▶
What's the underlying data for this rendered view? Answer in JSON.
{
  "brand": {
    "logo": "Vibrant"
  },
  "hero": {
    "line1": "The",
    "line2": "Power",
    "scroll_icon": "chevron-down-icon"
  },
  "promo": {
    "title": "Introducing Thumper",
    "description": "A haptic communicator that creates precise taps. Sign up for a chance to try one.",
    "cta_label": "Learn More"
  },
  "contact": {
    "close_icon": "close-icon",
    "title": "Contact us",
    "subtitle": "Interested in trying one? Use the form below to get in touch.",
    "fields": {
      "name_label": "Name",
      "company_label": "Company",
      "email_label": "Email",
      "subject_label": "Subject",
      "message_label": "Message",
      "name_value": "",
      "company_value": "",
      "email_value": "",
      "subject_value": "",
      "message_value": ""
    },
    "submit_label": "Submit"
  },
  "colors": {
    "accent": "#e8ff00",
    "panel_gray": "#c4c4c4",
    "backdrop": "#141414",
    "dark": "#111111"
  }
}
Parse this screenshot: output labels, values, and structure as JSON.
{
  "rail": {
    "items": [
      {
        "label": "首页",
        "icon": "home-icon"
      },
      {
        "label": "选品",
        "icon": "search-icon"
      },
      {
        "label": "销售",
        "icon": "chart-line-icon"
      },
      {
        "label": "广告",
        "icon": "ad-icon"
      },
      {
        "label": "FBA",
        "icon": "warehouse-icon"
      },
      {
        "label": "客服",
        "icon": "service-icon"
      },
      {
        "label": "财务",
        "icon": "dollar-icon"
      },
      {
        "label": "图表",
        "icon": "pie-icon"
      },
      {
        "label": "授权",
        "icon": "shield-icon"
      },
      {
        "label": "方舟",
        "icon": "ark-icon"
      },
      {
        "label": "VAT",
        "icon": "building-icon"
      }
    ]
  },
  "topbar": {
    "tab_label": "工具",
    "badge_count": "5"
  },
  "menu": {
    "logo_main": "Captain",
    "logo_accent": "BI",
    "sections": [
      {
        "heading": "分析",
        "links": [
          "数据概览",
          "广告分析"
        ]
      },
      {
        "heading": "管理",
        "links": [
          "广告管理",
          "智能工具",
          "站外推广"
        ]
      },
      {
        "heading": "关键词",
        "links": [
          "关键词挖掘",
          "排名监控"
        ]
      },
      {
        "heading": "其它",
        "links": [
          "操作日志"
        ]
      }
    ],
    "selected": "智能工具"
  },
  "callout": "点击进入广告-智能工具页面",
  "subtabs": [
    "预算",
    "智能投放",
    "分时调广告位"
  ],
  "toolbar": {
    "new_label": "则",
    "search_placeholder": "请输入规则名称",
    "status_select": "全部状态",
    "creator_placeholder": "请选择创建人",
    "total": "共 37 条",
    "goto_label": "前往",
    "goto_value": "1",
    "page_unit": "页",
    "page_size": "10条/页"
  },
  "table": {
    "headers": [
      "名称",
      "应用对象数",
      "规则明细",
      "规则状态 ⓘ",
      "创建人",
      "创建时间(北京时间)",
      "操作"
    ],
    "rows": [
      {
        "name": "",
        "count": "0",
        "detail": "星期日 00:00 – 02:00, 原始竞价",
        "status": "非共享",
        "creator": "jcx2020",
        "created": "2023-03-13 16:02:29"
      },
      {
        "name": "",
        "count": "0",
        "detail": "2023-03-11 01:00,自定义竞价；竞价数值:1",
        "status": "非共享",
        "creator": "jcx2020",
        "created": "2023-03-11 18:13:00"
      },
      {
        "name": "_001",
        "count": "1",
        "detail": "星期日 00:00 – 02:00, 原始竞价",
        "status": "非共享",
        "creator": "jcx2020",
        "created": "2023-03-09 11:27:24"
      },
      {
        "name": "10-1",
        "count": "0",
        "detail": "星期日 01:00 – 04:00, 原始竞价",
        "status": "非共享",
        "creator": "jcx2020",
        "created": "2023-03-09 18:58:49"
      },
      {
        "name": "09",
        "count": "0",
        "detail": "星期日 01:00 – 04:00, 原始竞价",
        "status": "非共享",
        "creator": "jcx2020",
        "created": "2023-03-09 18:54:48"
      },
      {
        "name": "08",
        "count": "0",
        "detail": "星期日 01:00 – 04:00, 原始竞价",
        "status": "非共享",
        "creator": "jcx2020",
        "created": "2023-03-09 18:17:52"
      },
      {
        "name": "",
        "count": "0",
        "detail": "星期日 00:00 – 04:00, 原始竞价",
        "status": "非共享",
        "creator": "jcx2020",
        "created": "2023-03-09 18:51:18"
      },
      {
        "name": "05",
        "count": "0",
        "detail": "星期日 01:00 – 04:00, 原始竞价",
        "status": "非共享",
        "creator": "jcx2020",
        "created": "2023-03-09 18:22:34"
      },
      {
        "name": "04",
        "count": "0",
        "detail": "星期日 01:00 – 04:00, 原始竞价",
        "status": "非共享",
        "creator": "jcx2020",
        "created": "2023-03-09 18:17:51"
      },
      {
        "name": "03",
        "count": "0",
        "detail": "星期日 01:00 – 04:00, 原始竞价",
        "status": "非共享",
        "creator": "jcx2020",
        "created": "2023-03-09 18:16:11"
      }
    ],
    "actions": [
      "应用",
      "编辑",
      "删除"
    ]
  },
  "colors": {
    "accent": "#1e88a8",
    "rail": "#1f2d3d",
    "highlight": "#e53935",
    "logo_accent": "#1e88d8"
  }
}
◀
What this task involves
Give back the data above exactly as it appears.

Final result
What's the underlying data for this rendered view? Answer in JSON.
{
  "brand": {
    "logo": "Vibrant"
  },
  "hero": {
    "line1": "The",
    "line2": "Power",
    "scroll_icon": "chevron-down-icon"
  },
  "promo": {
    "title": "Introducing Thumper",
    "description": "A haptic communicator that creates precise taps. Sign up for a chance to try one.",
    "cta_label": "Learn More"
  },
  "contact": {
    "close_icon": "close-icon",
    "title": "Contact us",
    "subtitle": "Interested in trying one? Use the form below to get in touch.",
    "fields": {
      "name_label": "Name",
      "company_label": "Company",
      "email_label": "Email",
      "subject_label": "Subject",
      "message_label": "Message",
      "name_value": "",
      "company_value": "",
      "email_value": "",
      "subject_value": "",
      "message_value": ""
    },
    "submit_label": "Submit"
  },
  "colors": {
    "accent": "#e8ff00",
    "panel_gray": "#c4c4c4",
    "backdrop": "#141414",
    "dark": "#111111"
  }
}
Parse this screenshot: output labels, values, and structure as JSON.
{
  "rail": {
    "items": [
      {
        "label": "首页",
        "icon": "home-icon"
      },
      {
        "label": "选品",
        "icon": "search-icon"
      },
      {
        "label": "销售",
        "icon": "chart-line-icon"
      },
      {
        "label": "广告",
        "icon": "ad-icon"
      },
      {
        "label": "FBA",
        "icon": "warehouse-icon"
      },
      {
        "label": "客服",
        "icon": "service-icon"
      },
      {
        "label": "财务",
        "icon": "dollar-icon"
      },
      {
        "label": "图表",
        "icon": "pie-icon"
      },
      {
        "label": "授权",
        "icon": "shield-icon"
      },
      {
        "label": "方舟",
        "icon": "ark-icon"
      },
      {
        "label": "VAT",
        "icon": "building-icon"
      }
    ]
  },
  "topbar": {
    "tab_label": "工具",
    "badge_count": "5"
  },
  "menu": {
    "logo_main": "Captain",
    "logo_accent": "BI",
    "sections": [
      {
        "heading": "分析",
        "links": [
          "数据概览",
          "广告分析"
        ]
      },
      {
        "heading": "管理",
        "links": [
          "广告管理",
          "智能工具",
          "站外推广"
        ]
      },
      {
        "heading": "关键词",
        "links": [
          "关键词挖掘",
          "排名监控"
        ]
      },
      {
        "heading": "其它",
        "links": [
          "操作日志"
        ]
      }
    ],
    "selected": "智能工具"
  },
  "callout": "点击进入广告-智能工具页面",
  "subtabs": [
    "预算",
    "智能投放",
    "分时调广告位"
  ],
  "toolbar": {
    "new_label": "则",
    "search_placeholder": "请输入规则名称",
    "status_select": "全部状态",
    "creator_placeholder": "请选择创建人",
    "total": "共 37 条",
    "goto_label": "前往",
    "goto_value": "1",
    "page_unit": "页",
    "page_size": "10条/页"
  },
  "table": {
    "headers": [
      "名称",
      "应用对象数",
      "规则明细",
      "规则状态 ⓘ",
      "创建人",
      "创建时间(北京时间)",
      "操作"
    ],
    "rows": [
      {
        "name": "",
        "count": "0",
        "detail": "星期日 00:00 – 02:00, 原始竞价",
        "status": "非共享",
        "creator": "jcx2020",
        "created": "2023-03-13 16:02:29"
      },
      {
        "name": "",
        "count": "0",
        "detail": "2023-03-11 01:00,自定义竞价；竞价数值:1",
        "status": "非共享",
        "creator": "jcx2020",
        "created": "2023-03-11 18:13:00"
      },
      {
        "name": "_001",
        "count": "1",
        "detail": "星期日 00:00 – 02:00, 原始竞价",
        "status": "非共享",
        "creator": "jcx2020",
        "created": "2023-03-09 11:27:24"
      },
      {
        "name": "10-1",
        "count": "0",
        "detail": "星期日 01:00 – 04:00, 原始竞价",
        "status": "非共享",
        "creator": "jcx2020",
        "created": "2023-03-09 18:58:49"
      },
      {
        "name": "09",
        "count": "0",
        "detail": "星期日 01:00 – 04:00, 原始竞价",
        "status": "非共享",
        "creator": "jcx2020",
        "created": "2023-03-09 18:54:48"
      },
      {
        "name": "08",
        "count": "0",
        "detail": "星期日 01:00 – 04:00, 原始竞价",
        "status": "非共享",
        "creator": "jcx2020",
        "created": "2023-03-09 18:17:52"
      },
      {
        "name": "",
        "count": "0",
        "detail": "星期日 00:00 – 04:00, 原始竞价",
        "status": "非共享",
        "creator": "jcx2020",
        "created": "2023-03-09 18:51:18"
      },
      {
        "name": "05",
        "count": "0",
        "detail": "星期日 01:00 – 04:00, 原始竞价",
        "status": "非共享",
        "creator": "jcx2020",
        "created": "2023-03-09 18:22:34"
      },
      {
        "name": "04",
        "count": "0",
        "detail": "星期日 01:00 – 04:00, 原始竞价",
        "status": "非共享",
        "creator": "jcx2020",
        "created": "2023-03-09 18:17:51"
      },
      {
        "name": "03",
        "count": "0",
        "detail": "星期日 01:00 – 04:00, 原始竞价",
        "status": "非共享",
        "creator": "jcx2020",
        "created": "2023-03-09 18:16:11"
      }
    ],
    "actions": [
      "应用",
      "编辑",
      "删除"
    ]
  },
  "colors": {
    "accent": "#1e88a8",
    "rail": "#1f2d3d",
    "highlight": "#e53935",
    "logo_accent": "#1e88d8"
  }
}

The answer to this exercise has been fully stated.